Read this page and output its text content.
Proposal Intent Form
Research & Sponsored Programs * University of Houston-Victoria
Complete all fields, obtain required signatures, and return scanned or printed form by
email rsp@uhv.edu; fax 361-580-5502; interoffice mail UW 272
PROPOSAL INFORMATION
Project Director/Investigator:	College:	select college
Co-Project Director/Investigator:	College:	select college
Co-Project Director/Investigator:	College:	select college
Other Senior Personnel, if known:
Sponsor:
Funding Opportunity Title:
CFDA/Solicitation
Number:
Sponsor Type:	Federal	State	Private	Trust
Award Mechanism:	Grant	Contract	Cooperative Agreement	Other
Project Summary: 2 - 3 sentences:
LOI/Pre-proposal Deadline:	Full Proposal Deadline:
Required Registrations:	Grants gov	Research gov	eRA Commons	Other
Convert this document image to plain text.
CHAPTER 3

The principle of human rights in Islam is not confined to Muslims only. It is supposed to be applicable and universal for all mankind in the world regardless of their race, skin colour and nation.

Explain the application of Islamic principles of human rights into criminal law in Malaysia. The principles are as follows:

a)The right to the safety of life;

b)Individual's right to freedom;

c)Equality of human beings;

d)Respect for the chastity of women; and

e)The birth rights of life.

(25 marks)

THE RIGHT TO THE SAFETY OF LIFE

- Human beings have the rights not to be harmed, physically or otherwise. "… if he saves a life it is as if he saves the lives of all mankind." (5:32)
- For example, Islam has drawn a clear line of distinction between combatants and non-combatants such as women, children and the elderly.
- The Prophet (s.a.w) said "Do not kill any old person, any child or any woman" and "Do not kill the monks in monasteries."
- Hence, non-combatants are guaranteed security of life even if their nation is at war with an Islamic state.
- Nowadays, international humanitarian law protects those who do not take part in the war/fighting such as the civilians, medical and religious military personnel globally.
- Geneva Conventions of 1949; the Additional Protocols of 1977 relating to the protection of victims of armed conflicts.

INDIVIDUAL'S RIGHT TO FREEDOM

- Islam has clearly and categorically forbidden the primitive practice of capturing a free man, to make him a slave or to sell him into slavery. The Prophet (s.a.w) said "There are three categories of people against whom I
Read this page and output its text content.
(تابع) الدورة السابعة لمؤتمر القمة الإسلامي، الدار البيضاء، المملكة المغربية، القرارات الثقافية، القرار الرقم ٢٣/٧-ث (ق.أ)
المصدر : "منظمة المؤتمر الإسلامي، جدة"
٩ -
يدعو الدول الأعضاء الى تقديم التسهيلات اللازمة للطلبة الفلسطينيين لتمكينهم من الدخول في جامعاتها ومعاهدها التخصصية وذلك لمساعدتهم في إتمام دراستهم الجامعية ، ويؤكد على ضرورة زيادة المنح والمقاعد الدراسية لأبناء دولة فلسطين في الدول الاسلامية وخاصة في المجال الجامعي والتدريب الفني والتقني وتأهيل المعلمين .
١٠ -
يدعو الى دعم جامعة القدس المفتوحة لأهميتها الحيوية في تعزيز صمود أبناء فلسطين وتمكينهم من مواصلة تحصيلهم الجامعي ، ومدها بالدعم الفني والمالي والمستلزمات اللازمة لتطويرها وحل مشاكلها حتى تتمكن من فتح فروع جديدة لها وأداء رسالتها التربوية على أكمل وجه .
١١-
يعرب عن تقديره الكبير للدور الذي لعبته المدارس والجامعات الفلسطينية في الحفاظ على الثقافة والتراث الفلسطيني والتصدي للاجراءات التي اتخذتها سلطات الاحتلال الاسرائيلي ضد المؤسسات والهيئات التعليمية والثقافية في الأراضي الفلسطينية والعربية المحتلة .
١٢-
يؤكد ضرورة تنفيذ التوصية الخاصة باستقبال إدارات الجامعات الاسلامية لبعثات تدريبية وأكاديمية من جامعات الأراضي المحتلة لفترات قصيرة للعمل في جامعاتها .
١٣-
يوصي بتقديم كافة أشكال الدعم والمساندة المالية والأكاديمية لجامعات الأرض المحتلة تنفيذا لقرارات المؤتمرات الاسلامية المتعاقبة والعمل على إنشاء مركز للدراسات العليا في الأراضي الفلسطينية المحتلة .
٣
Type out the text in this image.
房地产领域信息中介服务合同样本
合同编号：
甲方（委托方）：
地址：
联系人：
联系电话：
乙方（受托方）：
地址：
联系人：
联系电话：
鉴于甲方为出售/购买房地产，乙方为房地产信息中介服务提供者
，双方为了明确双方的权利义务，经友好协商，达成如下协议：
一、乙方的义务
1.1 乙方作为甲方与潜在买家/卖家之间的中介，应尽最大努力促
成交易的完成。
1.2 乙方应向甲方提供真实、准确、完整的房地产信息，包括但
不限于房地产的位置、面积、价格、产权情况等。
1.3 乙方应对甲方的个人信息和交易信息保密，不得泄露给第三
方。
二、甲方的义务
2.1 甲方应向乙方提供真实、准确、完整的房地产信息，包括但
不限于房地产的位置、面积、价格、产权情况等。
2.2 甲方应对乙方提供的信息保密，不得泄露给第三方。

=-=-=-=-=

## [EXERCISE REQUIREMENTS]
Find every line above that contains the word "their", and return each one.

## [COMPLETED TASK]
The principle of human rights in Islam is not confined to Muslims only. It is supposed to be applicable and universal for all mankind in the world regardless of their race, skin colour and nation.
- Hence, non-combatants are guaranteed security of life even if their nation is at war with an Islamic state.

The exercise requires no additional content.